Nonchalante et légère à la manière d’une héroïne de Godard, la femme Chanel de l’été prochain déambulait hier sur les toits de Paris, reconstitués pour l’occasion sous la nef du Grand Palais, armée de sa mini-jupe en tweed. Un défilé qui s’est vu ponctué par l’altercation entre Gigi Hadid et l’humoriste française, Marie S’infiltre, qui s’est faufilée parmi les mannequins lors du final.

Quelque part entre une Marianne couture et Ana Karina

Espiègles, un rien mutines, les silhouettes Chanel imaginées par Virginie Viard pour le printemps prochain, injecteront ce qu’il faut de légèreté et de féminité dans nos dressings. Volumes amples et jupes raccourcies, le sempiternel tailleur en tweed prend des allures yéyés avec son double boutonnage, quand les blouses et autres robes en soie se parent d’imprimés évoquant les toitures parisiennes, clin d’œil au décor et jolie déclaration d’amour à la capitale française.

Cheveux longs flottant sur les épaules ou affublés d’un béret bleu nuit, à plat dans leurs ballerines bridées, les mannequins qui déambulaient entre les mansardes, évoquaient tout à la fois une version couture de Marianne et la Ana Karina d’Une femme est une femme. La parisienne imaginée par Virignie Viard est celle de la Nouvelle Vague, libre et déterminée : « Je voyais des silhouettes marchant sur les toits. J’ai pensé à Kristen Stewart jouant Jean Seberg et à toutes les actrices que Gabrielle Chanel habillait à l’époque. », a-t-elle déclaré dans la note du défilé.

Et alors que les filles paradaient en file indienne pour le final, une intruse en faux tweed s’est glissée parmi elles, presque l’air de rien, sous les mines mi- amusés, mi- consternés des invités. Comme son nom le laisse présager, la comédienne et humoriste Marie S’infiltre n’en est pas à son premier essai et avait déjà bousculé le show Etam. Finalement interceptée par Gigi Hadid, le public aura eu l’occasion d’assister à l’altercation la plus couture de cette fashion week parisienne.

> [Consigne]:
Réécrivez le passage du texte consacré au défilé Chanel qui va de "Nonchalante et légère" à "lors du final.", en remplaçant "mini-jupe" par "jupe courte". Basez-vous seulement sur le texte consacré au défilé Chanel.

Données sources
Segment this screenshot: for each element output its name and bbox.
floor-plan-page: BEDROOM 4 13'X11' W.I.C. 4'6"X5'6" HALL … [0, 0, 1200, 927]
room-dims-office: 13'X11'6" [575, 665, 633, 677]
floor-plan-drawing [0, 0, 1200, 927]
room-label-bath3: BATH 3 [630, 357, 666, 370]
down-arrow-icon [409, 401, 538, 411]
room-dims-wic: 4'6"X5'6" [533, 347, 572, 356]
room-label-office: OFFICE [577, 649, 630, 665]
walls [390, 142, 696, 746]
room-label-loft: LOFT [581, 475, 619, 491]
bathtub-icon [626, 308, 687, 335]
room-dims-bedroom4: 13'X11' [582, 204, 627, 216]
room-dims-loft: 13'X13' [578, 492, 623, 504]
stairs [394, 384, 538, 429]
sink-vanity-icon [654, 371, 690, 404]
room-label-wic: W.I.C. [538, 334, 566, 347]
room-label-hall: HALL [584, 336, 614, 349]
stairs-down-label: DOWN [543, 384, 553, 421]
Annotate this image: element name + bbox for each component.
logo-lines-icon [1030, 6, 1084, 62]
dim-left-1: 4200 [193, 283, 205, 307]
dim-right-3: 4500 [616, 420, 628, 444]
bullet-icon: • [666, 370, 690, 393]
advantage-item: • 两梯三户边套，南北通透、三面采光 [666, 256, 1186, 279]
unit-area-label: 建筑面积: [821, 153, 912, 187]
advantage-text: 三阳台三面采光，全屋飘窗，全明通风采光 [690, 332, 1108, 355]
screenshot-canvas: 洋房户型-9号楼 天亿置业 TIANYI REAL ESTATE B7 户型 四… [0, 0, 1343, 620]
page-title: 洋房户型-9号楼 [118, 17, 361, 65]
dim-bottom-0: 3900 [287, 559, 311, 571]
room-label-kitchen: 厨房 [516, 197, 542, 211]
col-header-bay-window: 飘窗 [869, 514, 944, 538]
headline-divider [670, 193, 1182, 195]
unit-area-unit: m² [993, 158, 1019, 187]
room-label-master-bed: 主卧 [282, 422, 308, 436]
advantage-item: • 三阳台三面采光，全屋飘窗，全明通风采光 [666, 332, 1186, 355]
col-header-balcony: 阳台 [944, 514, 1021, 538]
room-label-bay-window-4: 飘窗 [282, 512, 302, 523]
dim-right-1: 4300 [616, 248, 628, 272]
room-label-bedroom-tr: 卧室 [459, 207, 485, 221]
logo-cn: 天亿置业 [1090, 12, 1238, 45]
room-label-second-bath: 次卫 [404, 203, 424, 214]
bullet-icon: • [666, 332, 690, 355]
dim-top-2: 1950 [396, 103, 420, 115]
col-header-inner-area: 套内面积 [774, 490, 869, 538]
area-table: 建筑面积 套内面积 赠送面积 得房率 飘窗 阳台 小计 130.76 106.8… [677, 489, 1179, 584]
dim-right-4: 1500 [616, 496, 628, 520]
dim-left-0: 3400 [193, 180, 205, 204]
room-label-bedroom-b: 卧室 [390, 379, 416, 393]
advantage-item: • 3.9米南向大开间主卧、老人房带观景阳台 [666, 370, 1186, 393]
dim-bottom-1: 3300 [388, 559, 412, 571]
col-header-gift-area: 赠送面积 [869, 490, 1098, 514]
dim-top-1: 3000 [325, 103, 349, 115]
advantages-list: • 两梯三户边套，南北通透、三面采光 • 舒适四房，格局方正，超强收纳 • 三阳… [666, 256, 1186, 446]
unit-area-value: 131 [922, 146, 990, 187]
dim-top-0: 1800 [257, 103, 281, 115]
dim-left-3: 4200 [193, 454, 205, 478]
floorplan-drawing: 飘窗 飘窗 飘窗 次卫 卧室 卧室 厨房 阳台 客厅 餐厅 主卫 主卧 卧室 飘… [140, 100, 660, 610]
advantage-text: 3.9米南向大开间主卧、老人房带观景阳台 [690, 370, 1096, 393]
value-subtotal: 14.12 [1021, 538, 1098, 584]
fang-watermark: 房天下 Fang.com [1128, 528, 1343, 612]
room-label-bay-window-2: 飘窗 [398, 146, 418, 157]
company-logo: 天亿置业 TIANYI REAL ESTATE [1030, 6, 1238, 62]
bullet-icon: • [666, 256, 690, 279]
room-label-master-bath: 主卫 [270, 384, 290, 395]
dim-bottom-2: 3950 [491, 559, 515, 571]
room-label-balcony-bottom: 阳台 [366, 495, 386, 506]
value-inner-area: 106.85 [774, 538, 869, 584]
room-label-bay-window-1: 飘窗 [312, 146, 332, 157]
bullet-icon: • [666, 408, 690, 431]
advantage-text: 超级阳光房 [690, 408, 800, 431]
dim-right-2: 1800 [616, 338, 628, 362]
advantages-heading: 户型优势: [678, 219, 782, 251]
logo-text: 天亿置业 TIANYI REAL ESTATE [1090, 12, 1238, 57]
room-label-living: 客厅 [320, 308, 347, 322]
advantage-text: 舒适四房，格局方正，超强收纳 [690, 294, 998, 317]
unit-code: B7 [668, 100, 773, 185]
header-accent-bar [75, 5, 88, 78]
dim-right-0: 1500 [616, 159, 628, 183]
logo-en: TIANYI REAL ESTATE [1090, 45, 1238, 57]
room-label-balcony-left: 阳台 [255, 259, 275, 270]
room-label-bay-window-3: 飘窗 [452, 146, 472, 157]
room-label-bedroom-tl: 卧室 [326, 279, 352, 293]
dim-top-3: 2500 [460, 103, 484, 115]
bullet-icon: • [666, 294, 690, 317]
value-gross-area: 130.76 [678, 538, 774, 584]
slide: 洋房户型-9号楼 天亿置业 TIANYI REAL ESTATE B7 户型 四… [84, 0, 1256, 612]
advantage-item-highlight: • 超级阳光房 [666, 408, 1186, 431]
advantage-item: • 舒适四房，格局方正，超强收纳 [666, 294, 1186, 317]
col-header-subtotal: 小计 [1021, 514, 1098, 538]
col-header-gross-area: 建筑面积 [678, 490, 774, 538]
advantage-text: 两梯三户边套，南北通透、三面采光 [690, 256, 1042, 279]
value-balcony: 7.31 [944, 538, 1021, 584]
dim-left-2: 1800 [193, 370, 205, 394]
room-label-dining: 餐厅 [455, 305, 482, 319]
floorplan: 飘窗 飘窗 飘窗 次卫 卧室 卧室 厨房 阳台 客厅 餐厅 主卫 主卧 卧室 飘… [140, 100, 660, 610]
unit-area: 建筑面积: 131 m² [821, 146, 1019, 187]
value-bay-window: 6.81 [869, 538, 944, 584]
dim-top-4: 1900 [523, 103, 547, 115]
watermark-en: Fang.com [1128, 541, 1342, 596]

> [Réponse]:
Nonchalante et légère à la manière d’une héroïne de Godard, la femme Chanel de l’été prochain déambulait hier sur les toits de Paris, reconstitués pour l’occasion sous la nef du Grand Palais, armée de sa jupe courte en tweed. Un défilé qui s’est vu ponctué par l’altercation entre Gigi Hadid et l’humoriste française, Marie S’infiltre, qui s’est faufilée parmi les mannequins lors du final.